JOB
Search the listing below for the string "Sales" and show each line that contains it.

DATA LINES
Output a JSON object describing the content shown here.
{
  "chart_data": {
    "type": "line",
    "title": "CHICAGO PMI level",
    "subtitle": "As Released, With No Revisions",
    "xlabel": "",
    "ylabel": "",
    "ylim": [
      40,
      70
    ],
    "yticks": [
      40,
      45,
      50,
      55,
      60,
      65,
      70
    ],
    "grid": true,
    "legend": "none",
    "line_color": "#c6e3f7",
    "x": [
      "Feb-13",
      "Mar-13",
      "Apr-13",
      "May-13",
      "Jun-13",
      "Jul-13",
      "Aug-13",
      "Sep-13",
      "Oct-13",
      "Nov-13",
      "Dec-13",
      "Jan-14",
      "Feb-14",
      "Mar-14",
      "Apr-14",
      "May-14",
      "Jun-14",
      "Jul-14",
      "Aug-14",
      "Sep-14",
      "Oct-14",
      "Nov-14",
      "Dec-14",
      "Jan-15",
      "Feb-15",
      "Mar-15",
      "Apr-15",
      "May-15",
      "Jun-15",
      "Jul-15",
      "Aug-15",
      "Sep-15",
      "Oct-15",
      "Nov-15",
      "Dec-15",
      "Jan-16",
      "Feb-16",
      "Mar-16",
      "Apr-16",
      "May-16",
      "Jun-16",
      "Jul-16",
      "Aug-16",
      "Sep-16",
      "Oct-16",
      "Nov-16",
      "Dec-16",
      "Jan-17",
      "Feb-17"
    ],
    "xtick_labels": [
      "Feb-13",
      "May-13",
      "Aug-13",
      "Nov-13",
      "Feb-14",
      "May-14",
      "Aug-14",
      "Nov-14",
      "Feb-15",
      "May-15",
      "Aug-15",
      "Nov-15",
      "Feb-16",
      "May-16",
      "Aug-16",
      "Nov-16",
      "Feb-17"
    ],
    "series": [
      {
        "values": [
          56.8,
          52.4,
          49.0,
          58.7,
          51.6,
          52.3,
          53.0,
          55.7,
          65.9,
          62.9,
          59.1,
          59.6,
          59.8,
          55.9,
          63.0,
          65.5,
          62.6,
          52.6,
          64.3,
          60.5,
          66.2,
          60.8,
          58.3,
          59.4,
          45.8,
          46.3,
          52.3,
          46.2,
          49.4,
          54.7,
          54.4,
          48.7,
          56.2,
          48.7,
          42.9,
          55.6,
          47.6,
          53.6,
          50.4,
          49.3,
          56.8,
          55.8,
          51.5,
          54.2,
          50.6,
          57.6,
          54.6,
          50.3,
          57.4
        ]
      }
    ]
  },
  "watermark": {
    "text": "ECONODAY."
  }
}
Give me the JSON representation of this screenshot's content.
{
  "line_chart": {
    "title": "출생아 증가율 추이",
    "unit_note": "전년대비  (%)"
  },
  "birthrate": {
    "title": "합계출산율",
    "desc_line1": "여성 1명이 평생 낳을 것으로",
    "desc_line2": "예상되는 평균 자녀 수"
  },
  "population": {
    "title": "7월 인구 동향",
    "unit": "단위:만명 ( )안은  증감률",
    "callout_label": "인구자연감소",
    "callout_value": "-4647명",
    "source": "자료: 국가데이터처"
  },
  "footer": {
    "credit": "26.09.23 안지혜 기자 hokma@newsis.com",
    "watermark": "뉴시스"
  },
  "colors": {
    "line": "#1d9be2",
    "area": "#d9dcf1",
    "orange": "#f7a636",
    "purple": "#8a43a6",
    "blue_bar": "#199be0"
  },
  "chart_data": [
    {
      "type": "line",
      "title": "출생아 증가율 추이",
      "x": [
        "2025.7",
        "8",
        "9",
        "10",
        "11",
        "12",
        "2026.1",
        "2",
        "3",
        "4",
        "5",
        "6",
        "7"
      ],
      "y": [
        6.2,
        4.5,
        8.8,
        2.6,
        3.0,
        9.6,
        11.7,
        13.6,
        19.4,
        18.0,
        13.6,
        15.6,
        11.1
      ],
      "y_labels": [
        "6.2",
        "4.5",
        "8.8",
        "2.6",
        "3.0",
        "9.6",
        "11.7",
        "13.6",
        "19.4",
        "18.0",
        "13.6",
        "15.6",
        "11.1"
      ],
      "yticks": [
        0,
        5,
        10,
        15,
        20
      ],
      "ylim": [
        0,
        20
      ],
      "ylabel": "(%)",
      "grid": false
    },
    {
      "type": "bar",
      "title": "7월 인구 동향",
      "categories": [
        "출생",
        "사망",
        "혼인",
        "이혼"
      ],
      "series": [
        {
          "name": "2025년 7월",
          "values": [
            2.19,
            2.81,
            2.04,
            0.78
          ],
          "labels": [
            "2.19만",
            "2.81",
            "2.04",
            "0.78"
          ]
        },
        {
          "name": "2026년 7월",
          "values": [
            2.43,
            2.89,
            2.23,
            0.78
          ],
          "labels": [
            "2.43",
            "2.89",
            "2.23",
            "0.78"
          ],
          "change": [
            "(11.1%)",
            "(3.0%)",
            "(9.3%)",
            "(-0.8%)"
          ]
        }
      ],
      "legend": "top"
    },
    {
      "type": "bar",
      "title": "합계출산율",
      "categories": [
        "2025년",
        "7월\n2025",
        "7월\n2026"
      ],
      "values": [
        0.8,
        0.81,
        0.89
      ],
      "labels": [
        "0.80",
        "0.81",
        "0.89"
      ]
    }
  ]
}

--

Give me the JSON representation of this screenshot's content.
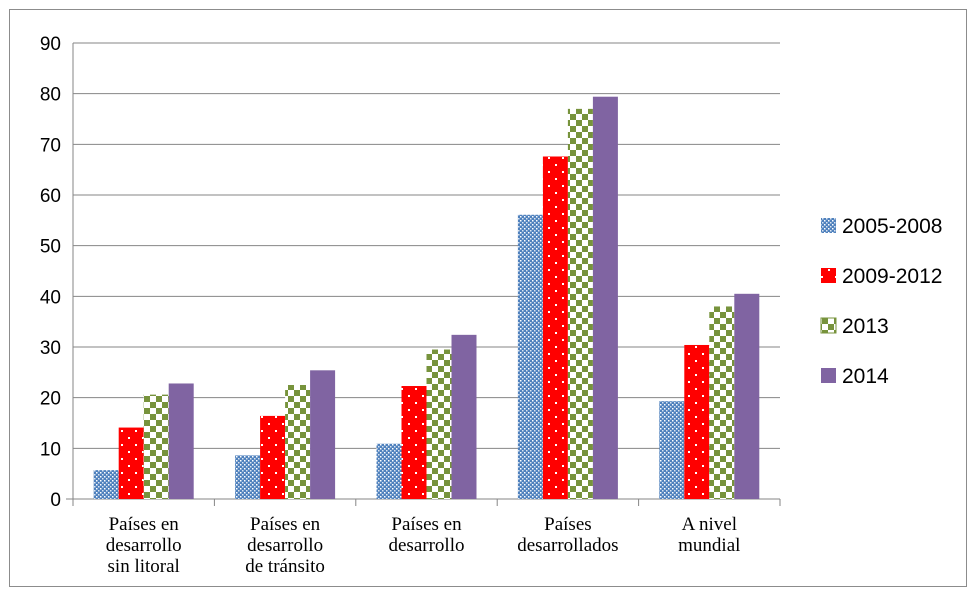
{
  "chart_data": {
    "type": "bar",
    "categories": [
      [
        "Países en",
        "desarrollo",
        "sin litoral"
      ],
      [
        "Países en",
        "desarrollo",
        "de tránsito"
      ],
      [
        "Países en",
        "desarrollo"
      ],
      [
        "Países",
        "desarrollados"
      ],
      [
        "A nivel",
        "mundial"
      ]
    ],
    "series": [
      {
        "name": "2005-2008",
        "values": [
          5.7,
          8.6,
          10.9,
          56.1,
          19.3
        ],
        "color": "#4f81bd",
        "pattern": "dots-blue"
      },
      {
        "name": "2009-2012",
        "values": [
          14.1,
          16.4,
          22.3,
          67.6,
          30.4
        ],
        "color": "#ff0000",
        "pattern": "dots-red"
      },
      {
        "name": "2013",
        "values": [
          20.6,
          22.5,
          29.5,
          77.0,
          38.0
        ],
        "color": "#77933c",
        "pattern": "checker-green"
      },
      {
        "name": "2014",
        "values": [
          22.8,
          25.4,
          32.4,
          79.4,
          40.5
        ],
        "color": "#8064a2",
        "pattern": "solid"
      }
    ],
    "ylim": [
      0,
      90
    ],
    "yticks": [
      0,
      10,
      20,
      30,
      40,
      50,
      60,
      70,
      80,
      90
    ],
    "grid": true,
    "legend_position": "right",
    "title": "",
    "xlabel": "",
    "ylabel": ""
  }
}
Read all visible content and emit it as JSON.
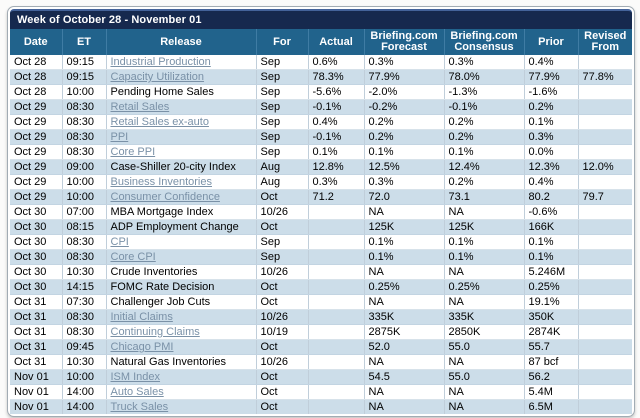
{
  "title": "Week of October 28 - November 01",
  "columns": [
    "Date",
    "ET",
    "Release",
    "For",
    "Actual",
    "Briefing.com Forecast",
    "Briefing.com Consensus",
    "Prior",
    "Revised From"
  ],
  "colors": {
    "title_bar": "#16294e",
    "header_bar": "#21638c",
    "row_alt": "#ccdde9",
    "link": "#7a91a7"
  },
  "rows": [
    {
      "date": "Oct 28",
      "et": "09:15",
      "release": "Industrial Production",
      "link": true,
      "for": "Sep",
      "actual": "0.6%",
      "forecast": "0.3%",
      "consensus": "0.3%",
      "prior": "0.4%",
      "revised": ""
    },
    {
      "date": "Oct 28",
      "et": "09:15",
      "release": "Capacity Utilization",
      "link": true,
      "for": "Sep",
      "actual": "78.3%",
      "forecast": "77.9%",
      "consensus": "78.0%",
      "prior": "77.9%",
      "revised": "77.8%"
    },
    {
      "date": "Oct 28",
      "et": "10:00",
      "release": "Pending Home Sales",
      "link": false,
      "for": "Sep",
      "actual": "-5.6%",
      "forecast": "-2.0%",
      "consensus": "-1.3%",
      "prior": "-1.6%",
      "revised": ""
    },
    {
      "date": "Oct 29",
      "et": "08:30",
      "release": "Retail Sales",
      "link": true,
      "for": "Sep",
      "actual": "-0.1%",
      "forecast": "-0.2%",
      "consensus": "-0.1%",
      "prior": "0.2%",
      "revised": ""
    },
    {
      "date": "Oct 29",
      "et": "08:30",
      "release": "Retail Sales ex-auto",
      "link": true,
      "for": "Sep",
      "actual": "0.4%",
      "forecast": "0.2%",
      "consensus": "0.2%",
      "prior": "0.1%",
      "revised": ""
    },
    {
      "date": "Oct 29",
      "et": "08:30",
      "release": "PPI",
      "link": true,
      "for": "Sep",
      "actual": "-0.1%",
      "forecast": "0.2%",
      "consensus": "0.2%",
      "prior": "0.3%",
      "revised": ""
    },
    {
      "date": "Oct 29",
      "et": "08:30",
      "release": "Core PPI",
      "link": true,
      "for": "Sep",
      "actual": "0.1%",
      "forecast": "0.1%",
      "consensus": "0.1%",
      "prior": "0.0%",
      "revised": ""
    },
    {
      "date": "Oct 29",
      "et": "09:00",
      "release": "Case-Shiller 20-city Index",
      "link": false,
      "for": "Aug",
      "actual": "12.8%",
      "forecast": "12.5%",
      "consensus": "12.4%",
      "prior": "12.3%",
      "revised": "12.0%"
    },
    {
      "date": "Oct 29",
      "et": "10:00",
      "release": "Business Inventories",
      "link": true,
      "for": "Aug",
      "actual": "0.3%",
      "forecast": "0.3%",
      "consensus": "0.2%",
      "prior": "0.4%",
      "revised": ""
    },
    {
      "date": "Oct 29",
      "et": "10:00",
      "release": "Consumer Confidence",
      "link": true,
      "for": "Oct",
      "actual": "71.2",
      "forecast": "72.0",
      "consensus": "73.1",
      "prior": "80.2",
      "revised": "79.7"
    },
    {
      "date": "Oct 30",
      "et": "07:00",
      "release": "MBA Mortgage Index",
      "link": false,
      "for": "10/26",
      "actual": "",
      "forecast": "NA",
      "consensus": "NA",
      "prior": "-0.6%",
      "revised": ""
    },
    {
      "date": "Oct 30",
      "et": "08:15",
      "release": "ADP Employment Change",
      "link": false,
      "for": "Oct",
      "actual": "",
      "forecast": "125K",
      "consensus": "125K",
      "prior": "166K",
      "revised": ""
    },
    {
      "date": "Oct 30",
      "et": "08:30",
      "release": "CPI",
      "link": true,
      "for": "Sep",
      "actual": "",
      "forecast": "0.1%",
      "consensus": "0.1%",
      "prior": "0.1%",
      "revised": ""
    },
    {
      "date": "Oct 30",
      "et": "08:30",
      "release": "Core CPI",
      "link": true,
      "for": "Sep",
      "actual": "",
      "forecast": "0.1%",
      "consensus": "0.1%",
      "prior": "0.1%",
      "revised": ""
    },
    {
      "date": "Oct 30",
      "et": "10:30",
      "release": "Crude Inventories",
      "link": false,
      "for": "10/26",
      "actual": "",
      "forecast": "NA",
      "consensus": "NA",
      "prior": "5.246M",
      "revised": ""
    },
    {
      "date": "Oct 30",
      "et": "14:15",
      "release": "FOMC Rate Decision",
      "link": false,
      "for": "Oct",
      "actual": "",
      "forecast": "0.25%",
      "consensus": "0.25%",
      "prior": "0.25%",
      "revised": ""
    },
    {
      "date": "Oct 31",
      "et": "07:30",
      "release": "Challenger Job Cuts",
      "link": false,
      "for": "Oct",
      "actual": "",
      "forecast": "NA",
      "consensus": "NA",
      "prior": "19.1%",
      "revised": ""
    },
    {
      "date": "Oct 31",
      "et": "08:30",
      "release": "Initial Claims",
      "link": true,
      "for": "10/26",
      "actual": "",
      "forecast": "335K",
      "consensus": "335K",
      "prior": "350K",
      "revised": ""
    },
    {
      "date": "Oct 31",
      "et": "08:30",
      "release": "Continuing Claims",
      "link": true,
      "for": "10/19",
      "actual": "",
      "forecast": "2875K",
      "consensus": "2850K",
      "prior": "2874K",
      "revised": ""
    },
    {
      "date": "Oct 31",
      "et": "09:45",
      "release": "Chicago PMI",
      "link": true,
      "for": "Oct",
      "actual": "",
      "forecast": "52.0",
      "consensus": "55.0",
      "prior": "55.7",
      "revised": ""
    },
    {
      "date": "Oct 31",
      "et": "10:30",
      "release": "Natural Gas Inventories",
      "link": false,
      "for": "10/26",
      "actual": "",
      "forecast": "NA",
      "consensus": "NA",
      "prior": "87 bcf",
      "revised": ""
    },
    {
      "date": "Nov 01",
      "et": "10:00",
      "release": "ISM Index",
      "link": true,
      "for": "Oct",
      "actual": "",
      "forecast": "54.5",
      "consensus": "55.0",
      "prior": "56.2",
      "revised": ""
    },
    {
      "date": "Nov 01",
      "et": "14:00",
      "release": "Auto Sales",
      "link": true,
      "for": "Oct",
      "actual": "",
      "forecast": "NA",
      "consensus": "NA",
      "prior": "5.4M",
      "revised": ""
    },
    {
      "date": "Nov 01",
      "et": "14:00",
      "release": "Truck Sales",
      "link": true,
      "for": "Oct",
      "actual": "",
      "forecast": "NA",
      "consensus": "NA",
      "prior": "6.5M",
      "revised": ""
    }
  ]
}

==

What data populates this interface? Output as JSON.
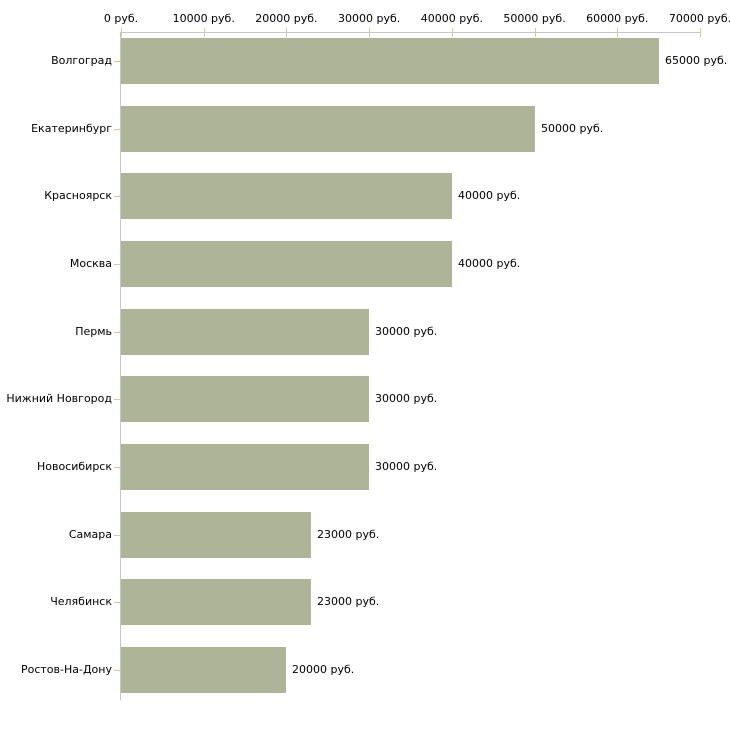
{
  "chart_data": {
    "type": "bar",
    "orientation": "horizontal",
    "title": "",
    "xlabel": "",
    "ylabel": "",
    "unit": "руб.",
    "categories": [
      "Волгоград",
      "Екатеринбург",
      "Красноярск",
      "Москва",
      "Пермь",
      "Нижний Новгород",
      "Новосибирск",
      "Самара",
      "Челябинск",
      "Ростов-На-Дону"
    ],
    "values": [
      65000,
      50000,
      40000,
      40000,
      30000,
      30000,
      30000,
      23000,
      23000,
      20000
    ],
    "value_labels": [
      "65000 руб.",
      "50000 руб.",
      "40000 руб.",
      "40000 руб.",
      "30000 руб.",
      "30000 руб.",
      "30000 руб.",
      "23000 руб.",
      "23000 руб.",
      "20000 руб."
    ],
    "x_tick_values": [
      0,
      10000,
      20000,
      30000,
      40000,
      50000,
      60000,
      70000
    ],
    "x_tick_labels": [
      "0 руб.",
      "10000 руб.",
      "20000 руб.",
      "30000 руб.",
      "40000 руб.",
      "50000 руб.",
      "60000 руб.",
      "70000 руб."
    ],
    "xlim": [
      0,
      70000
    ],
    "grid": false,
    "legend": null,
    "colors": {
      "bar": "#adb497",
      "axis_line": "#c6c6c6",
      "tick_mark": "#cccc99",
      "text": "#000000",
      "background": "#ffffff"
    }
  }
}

TASK OUTPUT
      "release": "Pending Home Sales",
      "release": "Retail Sales",
      "release": "Retail Sales ex-auto",
      "release": "Auto Sales",
      "release": "Truck Sales",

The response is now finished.